=== EXERCISE MATERIALS ===

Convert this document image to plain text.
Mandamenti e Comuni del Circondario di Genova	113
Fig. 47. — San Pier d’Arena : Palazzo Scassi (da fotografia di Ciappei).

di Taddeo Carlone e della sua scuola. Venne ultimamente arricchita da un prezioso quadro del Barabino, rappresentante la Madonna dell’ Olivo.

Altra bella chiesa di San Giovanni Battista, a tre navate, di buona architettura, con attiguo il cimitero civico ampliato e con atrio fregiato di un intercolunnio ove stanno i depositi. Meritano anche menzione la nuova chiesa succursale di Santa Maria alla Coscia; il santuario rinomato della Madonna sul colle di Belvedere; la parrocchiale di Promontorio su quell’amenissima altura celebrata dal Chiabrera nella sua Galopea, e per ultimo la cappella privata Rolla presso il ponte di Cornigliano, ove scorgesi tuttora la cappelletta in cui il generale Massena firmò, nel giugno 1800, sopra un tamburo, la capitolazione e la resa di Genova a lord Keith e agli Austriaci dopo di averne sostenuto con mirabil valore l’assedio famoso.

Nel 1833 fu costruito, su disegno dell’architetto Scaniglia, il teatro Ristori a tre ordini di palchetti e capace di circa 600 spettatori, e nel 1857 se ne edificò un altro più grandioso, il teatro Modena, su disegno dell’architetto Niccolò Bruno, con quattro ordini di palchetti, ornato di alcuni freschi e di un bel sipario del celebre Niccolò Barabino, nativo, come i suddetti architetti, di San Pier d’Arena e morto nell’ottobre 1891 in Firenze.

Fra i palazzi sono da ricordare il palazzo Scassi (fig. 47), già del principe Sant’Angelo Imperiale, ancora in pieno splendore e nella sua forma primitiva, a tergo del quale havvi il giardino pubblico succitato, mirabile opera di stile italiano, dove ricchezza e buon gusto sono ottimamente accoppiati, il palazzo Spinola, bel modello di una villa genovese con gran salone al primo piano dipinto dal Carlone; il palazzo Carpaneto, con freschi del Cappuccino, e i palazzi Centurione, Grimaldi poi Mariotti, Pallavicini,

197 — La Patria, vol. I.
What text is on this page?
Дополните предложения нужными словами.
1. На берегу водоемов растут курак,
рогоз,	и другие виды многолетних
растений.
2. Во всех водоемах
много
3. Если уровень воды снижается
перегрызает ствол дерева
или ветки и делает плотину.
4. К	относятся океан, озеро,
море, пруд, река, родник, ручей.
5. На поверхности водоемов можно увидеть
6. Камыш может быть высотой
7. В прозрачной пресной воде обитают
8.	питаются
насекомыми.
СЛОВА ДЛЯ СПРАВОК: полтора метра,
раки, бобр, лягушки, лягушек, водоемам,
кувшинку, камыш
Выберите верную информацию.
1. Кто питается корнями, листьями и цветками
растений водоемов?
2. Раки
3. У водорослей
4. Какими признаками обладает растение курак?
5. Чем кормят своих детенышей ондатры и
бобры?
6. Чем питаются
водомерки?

===

DIRECTIONS FOR THIS TASK. Show every line of the listing in which the string "Madonna" can be found.

SOLVED PROBLEM.
di Taddeo Carlone e della sua scuola. Venne ultimamente arricchita da un prezioso quadro del Barabino, rappresentante la Madonna dell’ Olivo.
Altra bella chiesa di San Giovanni Battista, a tre navate, di buona architettura, con attiguo il cimitero civico ampliato e con atrio fregiato di un intercolunnio ove stanno i depositi. Meritano anche menzione la nuova chiesa succursale di Santa Maria alla Coscia; il santuario rinomato della Madonna sul colle di Belvedere; la parrocchiale di Promontorio su quell’amenissima altura celebrata dal Chiabrera nella sua Galopea, e per ultimo la cappella privata Rolla presso il ponte di Cornigliano, ove scorgesi tuttora la cappelletta in cui il generale Massena firmò, nel giugno 1800, sopra un tamburo, la capitolazione e la resa di Genova a lord Keith e agli Austriaci dopo di averne sostenuto con mirabil valore l’assedio famoso.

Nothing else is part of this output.